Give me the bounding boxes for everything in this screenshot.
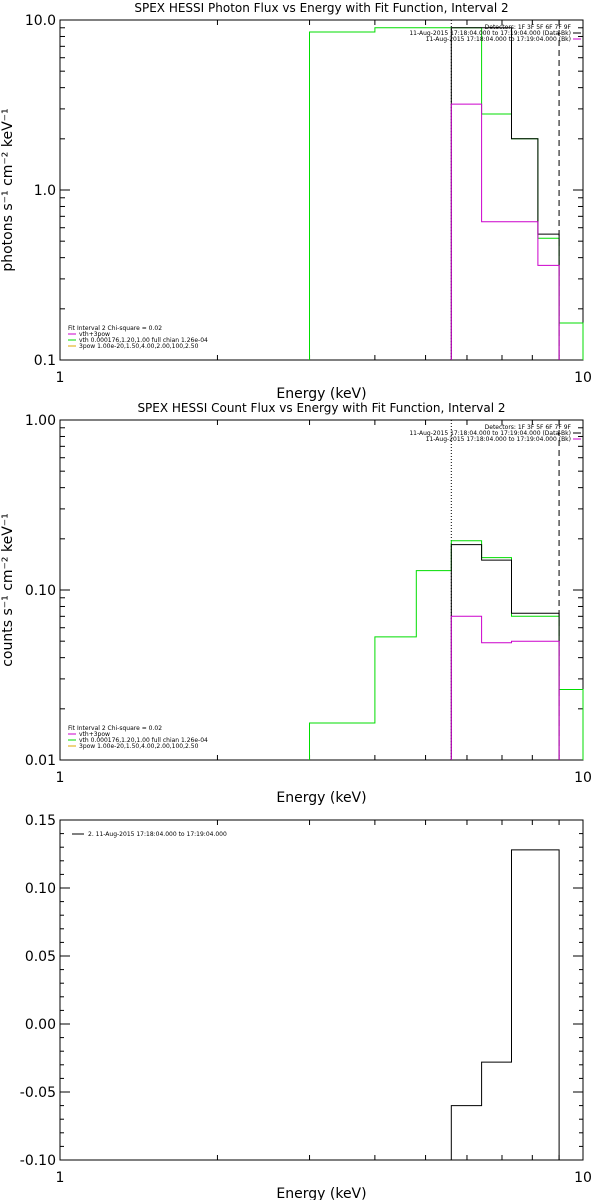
x-tick-label: 1 xyxy=(56,1170,65,1186)
fit-legend-entry: vth 0.000176,1.20,1.00 full chian 1.26e-… xyxy=(79,737,208,744)
header-line: Detectors: 1F 3F 5F 6F 7F 9F xyxy=(485,424,572,431)
y-tick-label: 0.15 xyxy=(25,813,56,829)
chart-title: SPEX HESSI Photon Flux vs Energy with Fi… xyxy=(134,1,508,15)
header-line: 11-Aug-2015 17:18:04.000 to 17:19:04.000… xyxy=(409,430,571,437)
y-tick-label: 1.00 xyxy=(25,413,56,429)
y-tick-label: 0.00 xyxy=(25,1017,56,1033)
y-axis-label: photons s⁻¹ cm⁻² keV⁻¹ xyxy=(0,108,16,271)
chart-title: SPEX HESSI Count Flux vs Energy with Fit… xyxy=(137,401,505,415)
x-tick-label: 10 xyxy=(574,370,592,386)
plot-frame xyxy=(59,419,584,761)
y-tick-label: 0.1 xyxy=(34,353,56,369)
header-line: 11-Aug-2015 17:18:04.000 to 17:19:04.000… xyxy=(426,36,571,43)
header-line: 11-Aug-2015 17:18:04.000 to 17:19:04.000… xyxy=(409,30,571,37)
header-line: Detectors: 1F 3F 5F 6F 7F 9F xyxy=(485,24,572,31)
series-line-2 xyxy=(450,27,560,360)
y-tick-label: 1.0 xyxy=(34,183,56,199)
x-axis-label: Energy (keV) xyxy=(276,790,366,806)
y-tick-label: 0.10 xyxy=(25,583,56,599)
series-line-1 xyxy=(309,27,584,360)
header-line: 11-Aug-2015 17:18:04.000 to 17:19:04.000… xyxy=(426,436,571,443)
x-axis-label: Energy (keV) xyxy=(276,1186,366,1200)
x-tick-label: 10 xyxy=(574,1170,592,1186)
x-tick-label: 1 xyxy=(56,770,65,786)
series-line-3 xyxy=(450,103,560,360)
fit-legend-header: Fit Interval 2 Chi-square = 0.02 xyxy=(68,325,162,332)
y-tick-label: 0.01 xyxy=(25,753,56,769)
fit-legend-entry: vth+3pow xyxy=(79,731,110,738)
x-axis-label: Energy (keV) xyxy=(276,386,366,402)
x-tick-label: 1 xyxy=(56,370,65,386)
legend-entry: 2. 11-Aug-2015 17:18:04.000 to 17:19:04.… xyxy=(88,831,227,838)
fit-legend-entry: 3pow 1.00e-20,1.50,4.00,2.00,100,2.50 xyxy=(79,743,199,750)
fit-legend-entry: vth+3pow xyxy=(79,331,110,338)
series-line-3 xyxy=(450,615,560,760)
fit-legend-header: Fit Interval 2 Chi-square = 0.02 xyxy=(68,725,162,732)
chart-panel-3: 1 10 0.15 0.10 0.05 0.00 -0.05 -0.10 Energy (keV… xyxy=(20,813,592,1200)
y-tick-label: 0.10 xyxy=(25,881,56,897)
y-tick-label: 10.0 xyxy=(25,13,56,29)
series-line-2 xyxy=(450,544,560,760)
series-line-1 xyxy=(450,849,560,1160)
y-axis-label: counts s⁻¹ cm⁻² keV⁻¹ xyxy=(0,513,16,667)
chart-panel-1: SPEX HESSI Photon Flux vs Energy with Fi… xyxy=(0,1,592,402)
fit-legend-entry: vth 0.000176,1.20,1.00 full chian 1.26e-… xyxy=(79,337,208,344)
chart-panel-2: SPEX HESSI Count Flux vs Energy with Fit… xyxy=(0,401,592,806)
x-tick-label: 10 xyxy=(574,770,592,786)
y-tick-label: -0.10 xyxy=(20,1153,56,1169)
plot-frame xyxy=(59,819,584,1161)
y-tick-label: -0.05 xyxy=(20,1085,56,1101)
fit-legend-entry: 3pow 1.00e-20,1.50,4.00,2.00,100,2.50 xyxy=(79,343,199,350)
plot-frame xyxy=(59,19,584,361)
y-tick-label: 0.05 xyxy=(25,949,56,965)
series-line-1 xyxy=(309,540,584,760)
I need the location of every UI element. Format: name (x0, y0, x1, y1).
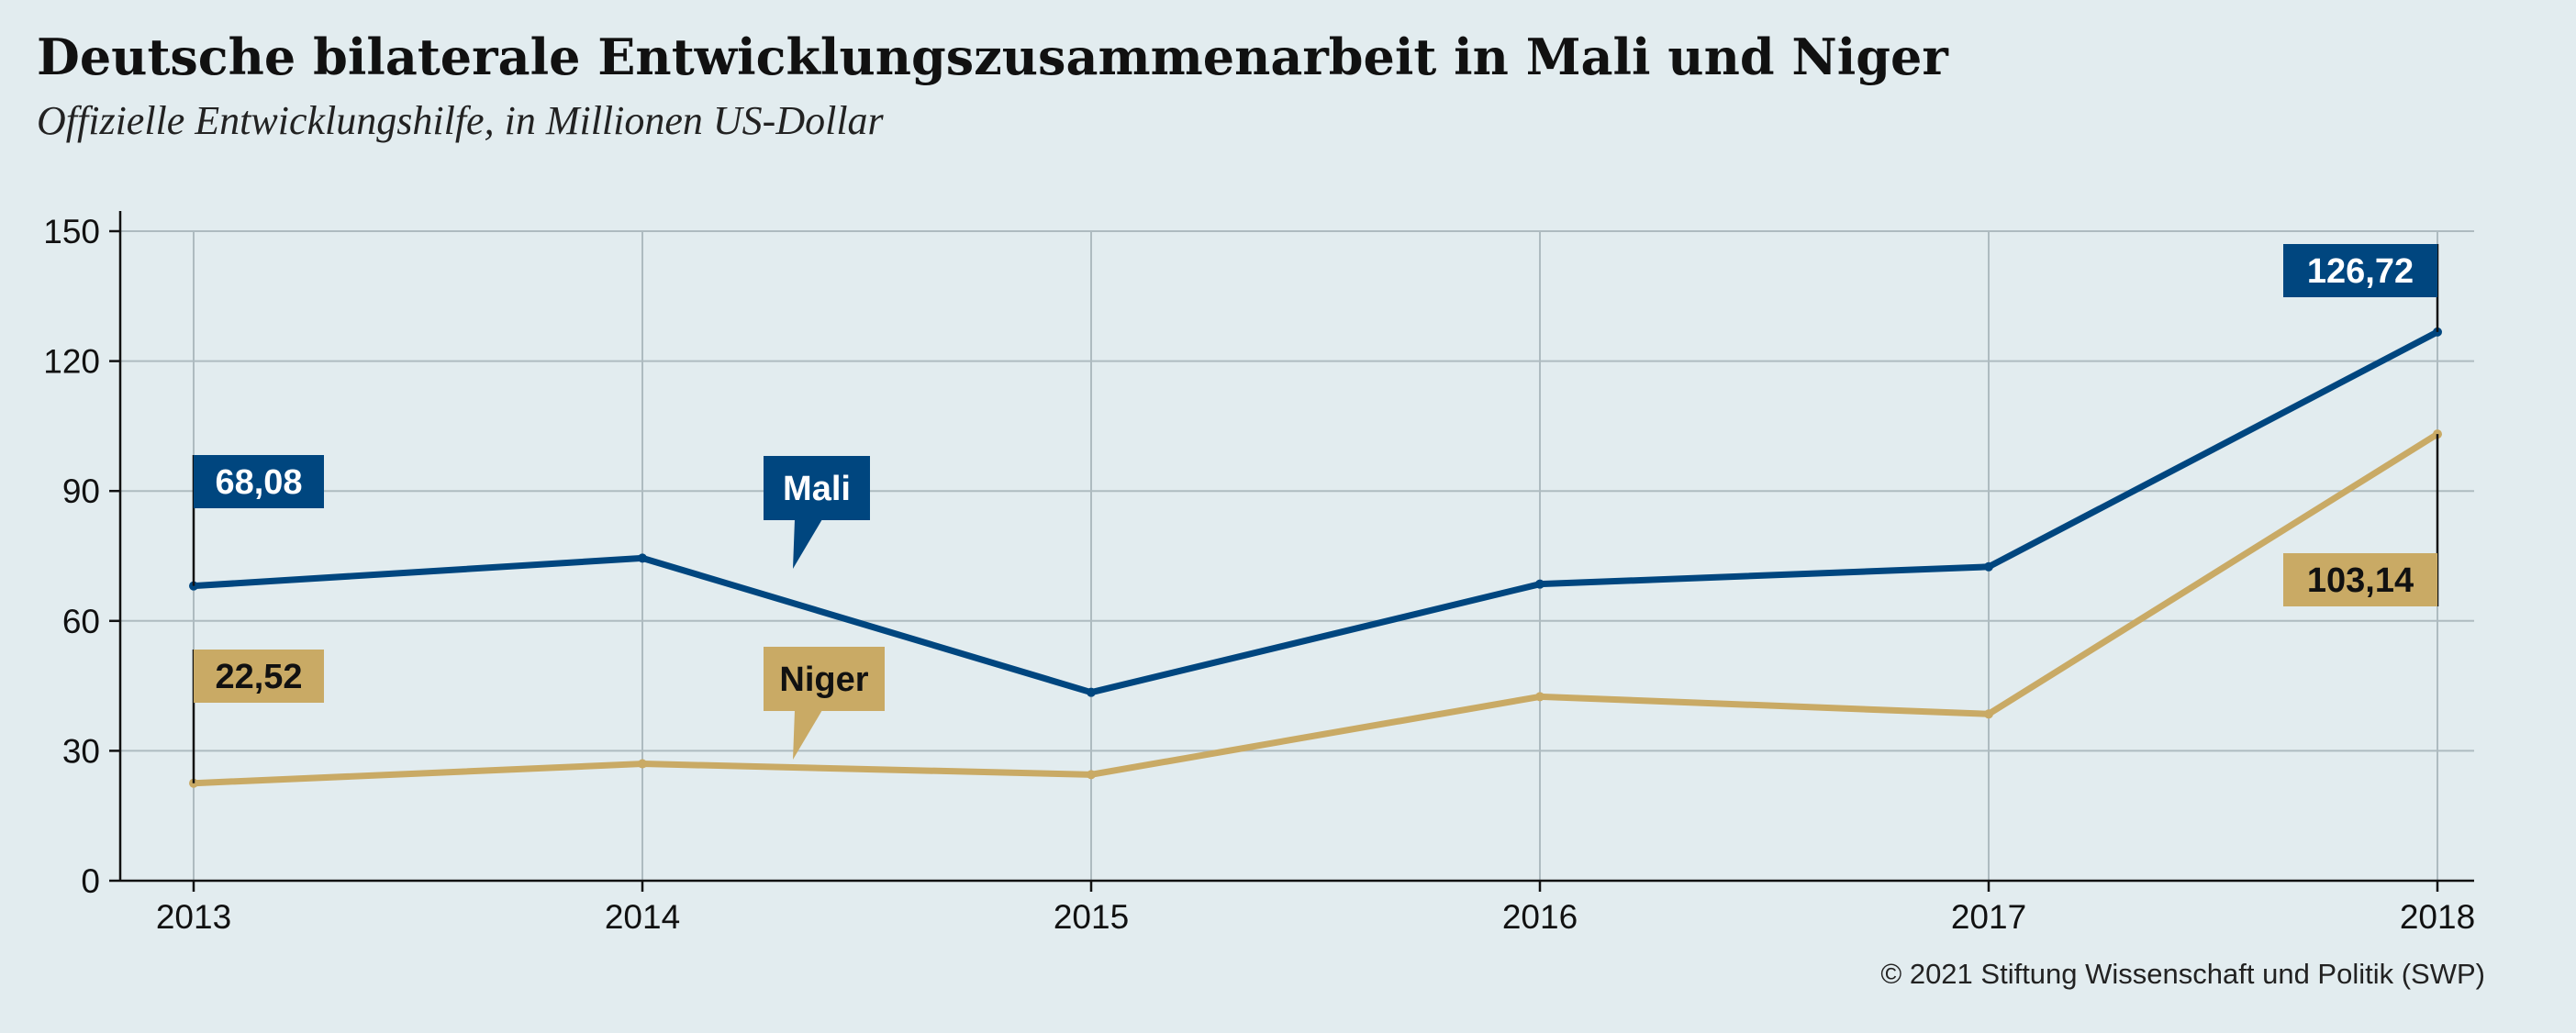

## Required task
Can you reproduce the whole listing above, character for character, omitting the pictures?

## Worked answer
Give me the bounding boxes for everything in this screenshot.
x-tick-label: 1 xyxy=(56,1170,65,1186)
fit-legend-entry: vth 0.000176,1.20,1.00 full chian 1.26e-… xyxy=(79,737,208,744)
header-line: Detectors: 1F 3F 5F 6F 7F 9F xyxy=(485,424,572,431)
y-tick-label: 0.15 xyxy=(25,813,56,829)
chart-title: SPEX HESSI Photon Flux vs Energy with Fi… xyxy=(134,1,508,15)
header-line: 11-Aug-2015 17:18:04.000 to 17:19:04.000… xyxy=(409,430,571,437)
y-tick-label: 1.00 xyxy=(25,413,56,429)
y-tick-label: 0.00 xyxy=(25,1017,56,1033)
y-axis-label: photons s⁻¹ cm⁻² keV⁻¹ xyxy=(0,108,16,271)
chart-title: SPEX HESSI Count Flux vs Energy with Fit… xyxy=(137,401,505,415)
x-tick-label: 10 xyxy=(574,370,592,386)
plot-frame xyxy=(59,419,584,761)
y-tick-label: 0.1 xyxy=(34,353,56,369)
header-line: 11-Aug-2015 17:18:04.000 to 17:19:04.000… xyxy=(426,36,571,43)
header-line: 11-Aug-2015 17:18:04.000 to 17:19:04.000… xyxy=(409,30,571,37)
header-line: Detectors: 1F 3F 5F 6F 7F 9F xyxy=(485,24,572,31)
series-line-2 xyxy=(450,27,560,360)
y-tick-label: 1.0 xyxy=(34,183,56,199)
x-axis-label: Energy (keV) xyxy=(276,790,366,806)
y-tick-label: 0.10 xyxy=(25,583,56,599)
series-line-1 xyxy=(309,27,584,360)
header-line: 11-Aug-2015 17:18:04.000 to 17:19:04.000… xyxy=(426,436,571,443)
x-axis-label: Energy (keV) xyxy=(276,1186,366,1200)
x-tick-label: 10 xyxy=(574,1170,592,1186)
x-tick-label: 1 xyxy=(56,770,65,786)
series-line-3 xyxy=(450,103,560,360)
fit-legend-header: Fit Interval 2 Chi-square = 0.02 xyxy=(68,325,162,332)
y-tick-label: 0.01 xyxy=(25,753,56,769)
fit-legend-entry: vth+3pow xyxy=(79,731,110,738)
x-axis-label: Energy (keV) xyxy=(276,386,366,402)
x-tick-label: 1 xyxy=(56,370,65,386)
legend-entry: 2. 11-Aug-2015 17:18:04.000 to 17:19:04.… xyxy=(88,831,227,838)
fit-legend-entry: 3pow 1.00e-20,1.50,4.00,2.00,100,2.50 xyxy=(79,743,199,750)
fit-legend-entry: vth+3pow xyxy=(79,331,110,338)
series-line-3 xyxy=(450,615,560,760)
fit-legend-header: Fit Interval 2 Chi-square = 0.02 xyxy=(68,725,162,732)
chart-panel-3: 1 10 0.15 0.10 0.05 0.00 -0.05 -0.10 Energy (keV… xyxy=(20,813,592,1200)
y-tick-label: 0.10 xyxy=(25,881,56,897)
y-tick-label: 10.0 xyxy=(25,13,56,29)
series-line-2 xyxy=(450,544,560,760)
series-line-1 xyxy=(450,849,560,1160)
y-axis-label: counts s⁻¹ cm⁻² keV⁻¹ xyxy=(0,513,16,667)
chart-panel-1: SPEX HESSI Photon Flux vs Energy with Fi… xyxy=(0,1,592,402)
fit-legend-entry: vth 0.000176,1.20,1.00 full chian 1.26e-… xyxy=(79,337,208,344)
chart-panel-2: SPEX HESSI Count Flux vs Energy with Fit… xyxy=(0,401,592,806)
x-tick-label: 10 xyxy=(574,770,592,786)
y-tick-label: -0.10 xyxy=(20,1153,56,1169)
plot-frame xyxy=(59,819,584,1161)
y-tick-label: -0.05 xyxy=(20,1085,56,1101)
fit-legend-entry: 3pow 1.00e-20,1.50,4.00,2.00,100,2.50 xyxy=(79,343,199,350)
plot-frame xyxy=(59,19,584,361)
y-tick-label: 0.05 xyxy=(25,949,56,965)
series-line-1 xyxy=(309,540,584,760)
I need the location of every UI element. Format: name (x0, y0, x1, y1).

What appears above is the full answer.